Figure data in JSON:
★ ★ ★ ★ ★ ★ ★
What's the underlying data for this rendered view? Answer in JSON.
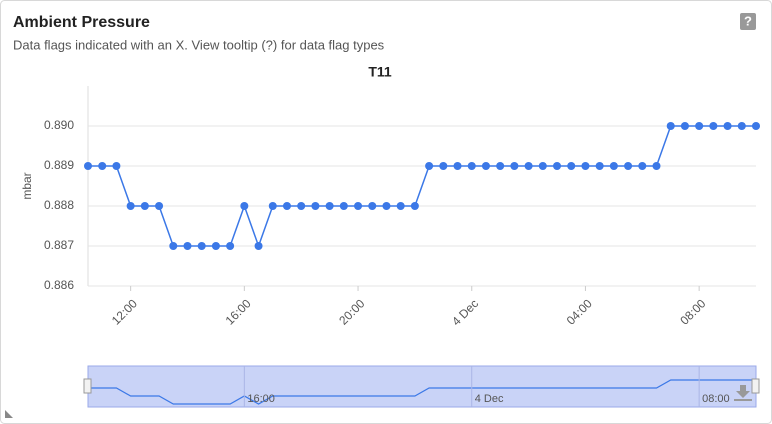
{
  "header": {
    "title": "Ambient Pressure",
    "subtitle": "Data flags indicated with an X. View tooltip (?) for data flag types"
  },
  "chart_data": {
    "type": "line",
    "title": "T11",
    "y_label": "mbar",
    "x": [
      10.5,
      11,
      11.5,
      12,
      12.5,
      13,
      13.5,
      14,
      14.5,
      15,
      15.5,
      16,
      16.5,
      17,
      17.5,
      18,
      18.5,
      19,
      19.5,
      20,
      20.5,
      21,
      21.5,
      22,
      22.5,
      23,
      23.5,
      24,
      24.5,
      25,
      25.5,
      26,
      26.5,
      27,
      27.5,
      28,
      28.5,
      29,
      29.5,
      30,
      30.5,
      31,
      31.5,
      32,
      32.5,
      33,
      33.5,
      34
    ],
    "series": [
      {
        "name": "T11",
        "color": "#3b78e7",
        "values": [
          0.889,
          0.889,
          0.889,
          0.888,
          0.888,
          0.888,
          0.887,
          0.887,
          0.887,
          0.887,
          0.887,
          0.888,
          0.887,
          0.888,
          0.888,
          0.888,
          0.888,
          0.888,
          0.888,
          0.888,
          0.888,
          0.888,
          0.888,
          0.888,
          0.889,
          0.889,
          0.889,
          0.889,
          0.889,
          0.889,
          0.889,
          0.889,
          0.889,
          0.889,
          0.889,
          0.889,
          0.889,
          0.889,
          0.889,
          0.889,
          0.889,
          0.89,
          0.89,
          0.89,
          0.89,
          0.89,
          0.89,
          0.89
        ]
      }
    ],
    "xlim": [
      10.5,
      34
    ],
    "xticks": [
      {
        "value": 12,
        "label": "12:00"
      },
      {
        "value": 16,
        "label": "16:00"
      },
      {
        "value": 20,
        "label": "20:00"
      },
      {
        "value": 24,
        "label": "4 Dec"
      },
      {
        "value": 28,
        "label": "04:00"
      },
      {
        "value": 32,
        "label": "08:00"
      }
    ],
    "ylim": [
      0.886,
      0.891
    ],
    "yticks": [
      {
        "value": 0.886,
        "label": "0.886"
      },
      {
        "value": 0.887,
        "label": "0.887"
      },
      {
        "value": 0.888,
        "label": "0.888"
      },
      {
        "value": 0.889,
        "label": "0.889"
      },
      {
        "value": 0.89,
        "label": "0.890"
      }
    ],
    "grid": true,
    "navigator": {
      "xticks": [
        {
          "value": 16,
          "label": "16:00"
        },
        {
          "value": 24,
          "label": "4 Dec"
        },
        {
          "value": 32,
          "label": "08:00"
        }
      ]
    }
  }
}
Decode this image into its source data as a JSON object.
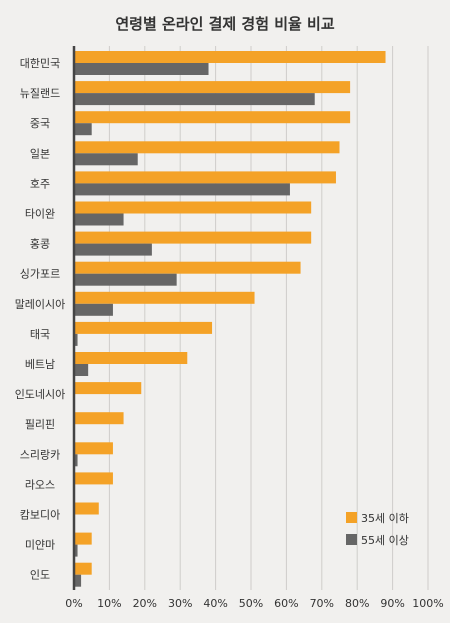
{
  "chart_data": {
    "type": "bar",
    "orientation": "horizontal",
    "title": "연령별 온라인 결제 경험 비율 비교",
    "xlabel": "",
    "ylabel": "",
    "xlim": [
      0,
      100
    ],
    "grid": true,
    "legend_position": "bottom-right",
    "categories": [
      "대한민국",
      "뉴질랜드",
      "중국",
      "일본",
      "호주",
      "타이완",
      "홍콩",
      "싱가포르",
      "말레이시아",
      "태국",
      "베트남",
      "인도네시아",
      "필리핀",
      "스리랑카",
      "라오스",
      "캄보디아",
      "미얀마",
      "인도"
    ],
    "series": [
      {
        "name": "35세 이하",
        "color": "#f4a227",
        "values": [
          88,
          78,
          78,
          75,
          74,
          67,
          67,
          64,
          51,
          39,
          32,
          19,
          14,
          11,
          11,
          7,
          5,
          5
        ]
      },
      {
        "name": "55세 이상",
        "color": "#666666",
        "values": [
          38,
          68,
          5,
          18,
          61,
          14,
          22,
          29,
          11,
          1,
          4,
          0,
          0,
          1,
          0,
          0,
          1,
          2
        ]
      }
    ],
    "xticks": [
      "0%",
      "10%",
      "20%",
      "30%",
      "40%",
      "50%",
      "60%",
      "70%",
      "80%",
      "90%",
      "100%"
    ]
  }
}
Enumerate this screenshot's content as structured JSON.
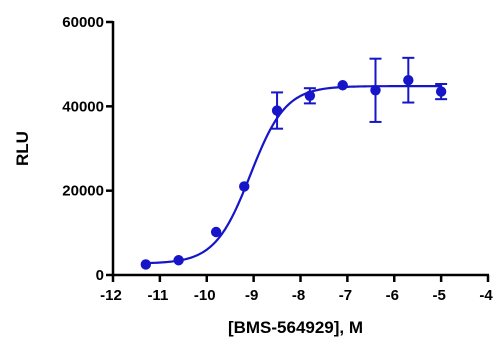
{
  "chart_data": {
    "type": "scatter",
    "xlabel": "[BMS-564929], M",
    "ylabel": "RLU",
    "xlim": [
      -12,
      -4
    ],
    "ylim": [
      0,
      60000
    ],
    "x_ticks": [
      "-12",
      "-11",
      "-10",
      "-9",
      "-8",
      "-7",
      "-6",
      "-5",
      "-4"
    ],
    "y_ticks": [
      "0",
      "20000",
      "40000",
      "60000"
    ],
    "grid": false,
    "series": [
      {
        "points": [
          {
            "x": -11.3,
            "y": 2500,
            "err": 0
          },
          {
            "x": -10.6,
            "y": 3500,
            "err": 0
          },
          {
            "x": -9.8,
            "y": 10200,
            "err": 0
          },
          {
            "x": -9.2,
            "y": 21000,
            "err": 0
          },
          {
            "x": -8.5,
            "y": 39000,
            "err": 4300
          },
          {
            "x": -7.8,
            "y": 42500,
            "err": 1800
          },
          {
            "x": -7.1,
            "y": 45000,
            "err": 0
          },
          {
            "x": -6.4,
            "y": 43800,
            "err": 7500
          },
          {
            "x": -5.7,
            "y": 46200,
            "err": 5300
          },
          {
            "x": -5.0,
            "y": 43500,
            "err": 1800
          }
        ],
        "fit": {
          "model": "four-parameter logistic",
          "bottom": 2700,
          "top": 44800,
          "logEC50": -9.07,
          "hill": 1.15,
          "x_range": [
            -11.3,
            -5.0
          ]
        },
        "color": "#1616c8"
      }
    ]
  }
}
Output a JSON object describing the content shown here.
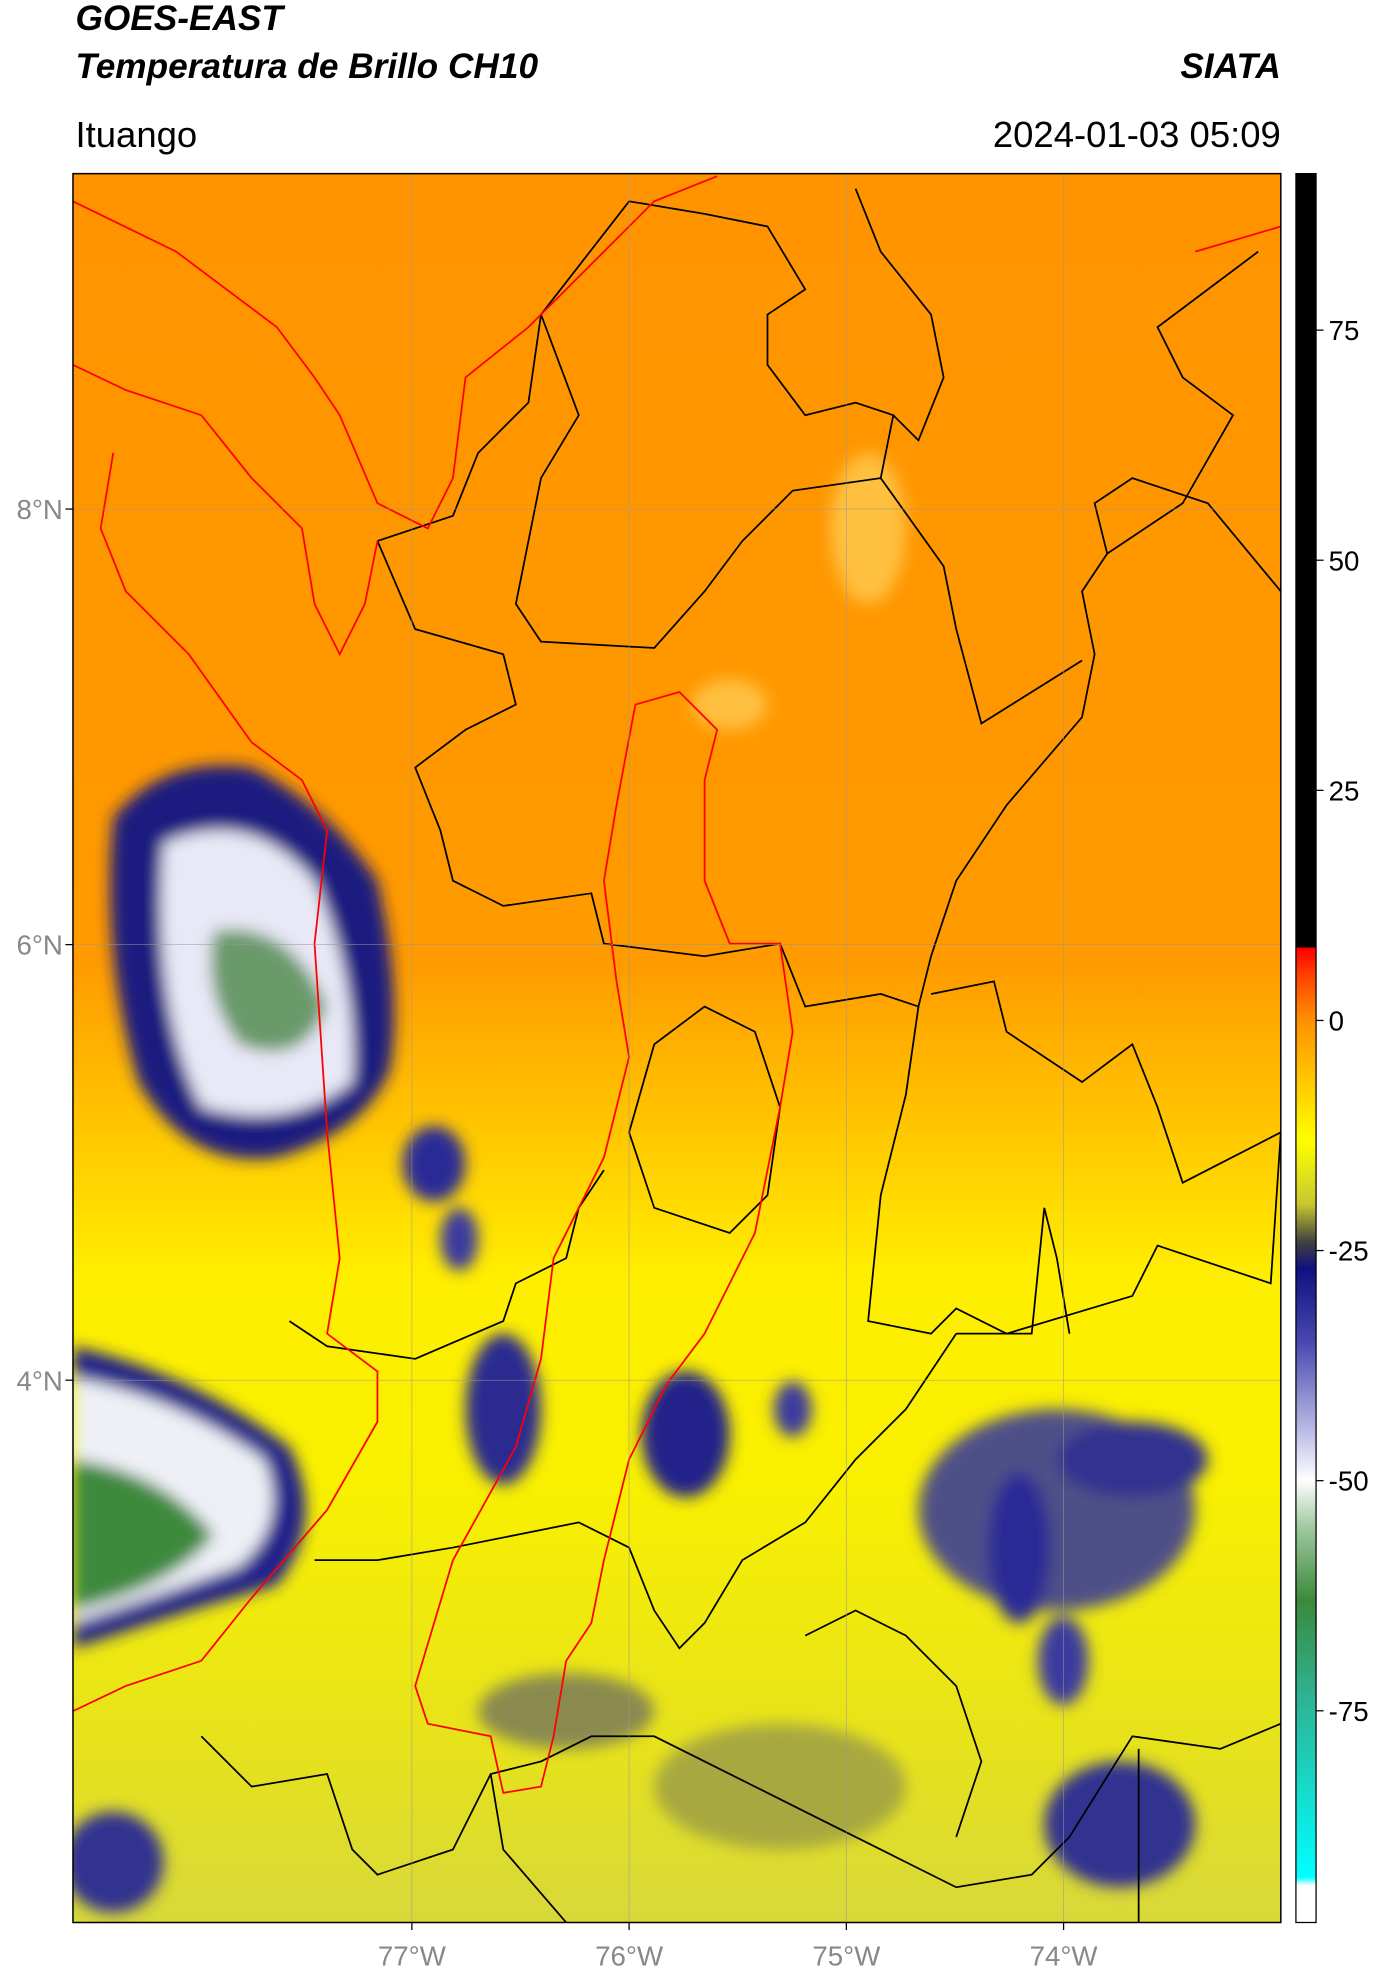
{
  "chart_data": {
    "type": "map",
    "title": "GOES-EAST",
    "subtitle": "Temperatura de Brillo CH10",
    "source": "SIATA",
    "location": "Ituango",
    "datetime": "2024-01-03 05:09",
    "xlim": [
      -78.56,
      -73.0
    ],
    "ylim": [
      1.51,
      9.54
    ],
    "xticks": [
      {
        "value": -77,
        "label": "77°W"
      },
      {
        "value": -76,
        "label": "76°W"
      },
      {
        "value": -75,
        "label": "75°W"
      },
      {
        "value": -74,
        "label": "74°W"
      }
    ],
    "yticks": [
      {
        "value": 4,
        "label": "4°N"
      },
      {
        "value": 6,
        "label": "6°N"
      },
      {
        "value": 8,
        "label": "8°N"
      }
    ],
    "grid": true,
    "colorbar_lim": [
      -98,
      92
    ],
    "colorbar_ticks": [
      -75,
      -50,
      -25,
      0,
      25,
      50,
      75
    ]
  }
}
★ ★ ★ ★ ★ ★ ★
* _WHAT THE TASK REQUIRES_
With pictures omitted, reproduce exactly the lines from the line containing "Output a JSON" through the end of the data above.

* _OUTPUT OF THE EXERCISE_
Output a JSON object describing the content shown here.
{
  "chart_data": {
    "type": "map",
    "title": "GOES-EAST",
    "subtitle": "Temperatura de Brillo CH10",
    "source": "SIATA",
    "location": "Ituango",
    "datetime": "2024-01-03 05:09",
    "xlim": [
      -78.56,
      -73.0
    ],
    "ylim": [
      1.51,
      9.54
    ],
    "xticks": [
      {
        "value": -77,
        "label": "77°W"
      },
      {
        "value": -76,
        "label": "76°W"
      },
      {
        "value": -75,
        "label": "75°W"
      },
      {
        "value": -74,
        "label": "74°W"
      }
    ],
    "yticks": [
      {
        "value": 4,
        "label": "4°N"
      },
      {
        "value": 6,
        "label": "6°N"
      },
      {
        "value": 8,
        "label": "8°N"
      }
    ],
    "grid": true,
    "colorbar_lim": [
      -98,
      92
    ],
    "colorbar_ticks": [
      -75,
      -50,
      -25,
      0,
      25,
      50,
      75
    ]
  }
}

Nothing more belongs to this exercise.